(Stored data entries)
══════

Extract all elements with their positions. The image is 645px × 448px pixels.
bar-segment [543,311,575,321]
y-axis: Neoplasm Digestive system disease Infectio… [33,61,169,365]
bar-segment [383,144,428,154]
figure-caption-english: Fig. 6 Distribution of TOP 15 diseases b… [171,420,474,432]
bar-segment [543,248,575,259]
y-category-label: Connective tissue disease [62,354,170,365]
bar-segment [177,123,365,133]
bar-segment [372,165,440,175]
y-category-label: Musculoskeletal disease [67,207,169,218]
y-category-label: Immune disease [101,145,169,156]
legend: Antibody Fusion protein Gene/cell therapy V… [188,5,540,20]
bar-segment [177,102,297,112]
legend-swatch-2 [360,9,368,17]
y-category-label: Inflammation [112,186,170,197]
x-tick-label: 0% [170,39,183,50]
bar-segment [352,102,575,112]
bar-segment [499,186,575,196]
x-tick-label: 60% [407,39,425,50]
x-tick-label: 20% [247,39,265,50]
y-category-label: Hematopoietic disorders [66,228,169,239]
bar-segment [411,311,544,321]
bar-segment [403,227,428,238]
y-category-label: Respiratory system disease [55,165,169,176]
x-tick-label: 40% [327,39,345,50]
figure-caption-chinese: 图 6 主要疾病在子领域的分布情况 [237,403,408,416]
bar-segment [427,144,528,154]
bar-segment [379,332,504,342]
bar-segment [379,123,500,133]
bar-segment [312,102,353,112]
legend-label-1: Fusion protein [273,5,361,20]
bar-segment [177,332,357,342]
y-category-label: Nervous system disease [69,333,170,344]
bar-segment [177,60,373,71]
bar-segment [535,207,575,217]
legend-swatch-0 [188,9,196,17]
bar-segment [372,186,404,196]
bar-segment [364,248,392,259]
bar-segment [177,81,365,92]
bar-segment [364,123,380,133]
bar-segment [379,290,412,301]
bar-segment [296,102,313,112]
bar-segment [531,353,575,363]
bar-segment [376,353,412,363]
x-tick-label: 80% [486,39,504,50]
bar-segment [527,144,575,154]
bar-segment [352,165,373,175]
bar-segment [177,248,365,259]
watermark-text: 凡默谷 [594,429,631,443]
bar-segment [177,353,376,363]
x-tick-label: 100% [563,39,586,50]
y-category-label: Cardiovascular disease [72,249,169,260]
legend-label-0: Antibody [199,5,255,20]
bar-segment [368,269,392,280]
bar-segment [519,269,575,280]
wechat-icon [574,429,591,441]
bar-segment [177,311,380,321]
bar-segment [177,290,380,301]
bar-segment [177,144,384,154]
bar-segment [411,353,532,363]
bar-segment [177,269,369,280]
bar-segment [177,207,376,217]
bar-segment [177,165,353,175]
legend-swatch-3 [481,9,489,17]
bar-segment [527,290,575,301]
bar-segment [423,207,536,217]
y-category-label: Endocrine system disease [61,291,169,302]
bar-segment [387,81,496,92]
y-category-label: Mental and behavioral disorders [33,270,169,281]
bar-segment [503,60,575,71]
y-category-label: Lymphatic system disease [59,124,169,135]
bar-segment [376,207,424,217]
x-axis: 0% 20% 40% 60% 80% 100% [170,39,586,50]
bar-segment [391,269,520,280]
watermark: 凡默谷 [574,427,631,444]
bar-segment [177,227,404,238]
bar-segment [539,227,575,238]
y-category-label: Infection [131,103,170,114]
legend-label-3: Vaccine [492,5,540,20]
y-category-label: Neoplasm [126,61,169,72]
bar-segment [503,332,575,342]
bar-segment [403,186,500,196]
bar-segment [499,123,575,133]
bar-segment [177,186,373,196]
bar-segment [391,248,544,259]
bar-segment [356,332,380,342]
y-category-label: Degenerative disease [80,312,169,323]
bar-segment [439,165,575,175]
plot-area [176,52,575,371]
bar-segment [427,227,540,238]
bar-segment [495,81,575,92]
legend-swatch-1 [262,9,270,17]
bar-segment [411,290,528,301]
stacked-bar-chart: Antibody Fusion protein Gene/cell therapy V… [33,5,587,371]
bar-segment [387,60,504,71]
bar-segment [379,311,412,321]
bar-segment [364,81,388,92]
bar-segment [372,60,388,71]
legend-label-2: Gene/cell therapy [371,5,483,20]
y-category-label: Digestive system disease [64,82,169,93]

══════

Exercise goal> Return all of the data above, keeping every line exactly as it appears.

Exercise response>
Extract all elements with their positions. The image is 645px × 448px pixels.
bar-segment [543,311,575,321]
y-axis: Neoplasm Digestive system disease Infectio… [33,61,169,365]
bar-segment [383,144,428,154]
figure-caption-english: Fig. 6 Distribution of TOP 15 diseases b… [171,420,474,432]
bar-segment [543,248,575,259]
y-category-label: Connective tissue disease [62,354,170,365]
bar-segment [177,123,365,133]
bar-segment [372,165,440,175]
y-category-label: Musculoskeletal disease [67,207,169,218]
y-category-label: Immune disease [101,145,169,156]
legend: Antibody Fusion protein Gene/cell therapy V… [188,5,540,20]
bar-segment [177,102,297,112]
legend-swatch-2 [360,9,368,17]
y-category-label: Inflammation [112,186,170,197]
x-tick-label: 0% [170,39,183,50]
bar-segment [352,102,575,112]
bar-segment [499,186,575,196]
x-tick-label: 60% [407,39,425,50]
x-tick-label: 20% [247,39,265,50]
y-category-label: Hematopoietic disorders [66,228,169,239]
bar-segment [411,311,544,321]
bar-segment [403,227,428,238]
y-category-label: Respiratory system disease [55,165,169,176]
x-tick-label: 40% [327,39,345,50]
figure-caption-chinese: 图 6 主要疾病在子领域的分布情况 [237,403,408,416]
bar-segment [427,144,528,154]
bar-segment [379,332,504,342]
bar-segment [379,123,500,133]
bar-segment [312,102,353,112]
legend-label-1: Fusion protein [273,5,361,20]
bar-segment [177,332,357,342]
y-category-label: Nervous system disease [69,333,170,344]
bar-segment [177,60,373,71]
bar-segment [535,207,575,217]
legend-swatch-0 [188,9,196,17]
bar-segment [372,186,404,196]
bar-segment [364,248,392,259]
bar-segment [177,81,365,92]
bar-segment [364,123,380,133]
bar-segment [379,290,412,301]
bar-segment [296,102,313,112]
bar-segment [531,353,575,363]
bar-segment [376,353,412,363]
x-tick-label: 80% [486,39,504,50]
bar-segment [527,144,575,154]
bar-segment [352,165,373,175]
bar-segment [177,248,365,259]
watermark-text: 凡默谷 [594,429,631,443]
bar-segment [177,353,376,363]
x-tick-label: 100% [563,39,586,50]
y-category-label: Cardiovascular disease [72,249,169,260]
legend-label-0: Antibody [199,5,255,20]
bar-segment [368,269,392,280]
bar-segment [519,269,575,280]
wechat-icon [574,429,591,441]
bar-segment [177,311,380,321]
bar-segment [177,290,380,301]
bar-segment [177,144,384,154]
bar-segment [411,353,532,363]
bar-segment [177,269,369,280]
bar-segment [177,207,376,217]
bar-segment [177,165,353,175]
legend-swatch-3 [481,9,489,17]
bar-segment [527,290,575,301]
bar-segment [423,207,536,217]
y-category-label: Endocrine system disease [61,291,169,302]
bar-segment [387,81,496,92]
y-category-label: Mental and behavioral disorders [33,270,169,281]
bar-segment [503,60,575,71]
y-category-label: Lymphatic system disease [59,124,169,135]
bar-segment [376,207,424,217]
x-axis: 0% 20% 40% 60% 80% 100% [170,39,586,50]
bar-segment [391,269,520,280]
watermark: 凡默谷 [574,427,631,444]
bar-segment [177,227,404,238]
bar-segment [539,227,575,238]
y-category-label: Infection [131,103,170,114]
legend-label-3: Vaccine [492,5,540,20]
y-category-label: Neoplasm [126,61,169,72]
bar-segment [503,332,575,342]
bar-segment [403,186,500,196]
bar-segment [499,123,575,133]
bar-segment [177,186,373,196]
bar-segment [391,248,544,259]
bar-segment [356,332,380,342]
y-category-label: Degenerative disease [80,312,169,323]
bar-segment [439,165,575,175]
plot-area [176,52,575,371]
bar-segment [427,227,540,238]
bar-segment [495,81,575,92]
legend-swatch-1 [262,9,270,17]
bar-segment [411,290,528,301]
stacked-bar-chart: Antibody Fusion protein Gene/cell therapy V… [33,5,587,371]
bar-segment [387,60,504,71]
bar-segment [379,311,412,321]
bar-segment [364,81,388,92]
bar-segment [372,60,388,71]
legend-label-2: Gene/cell therapy [371,5,483,20]
y-category-label: Digestive system disease [64,82,169,93]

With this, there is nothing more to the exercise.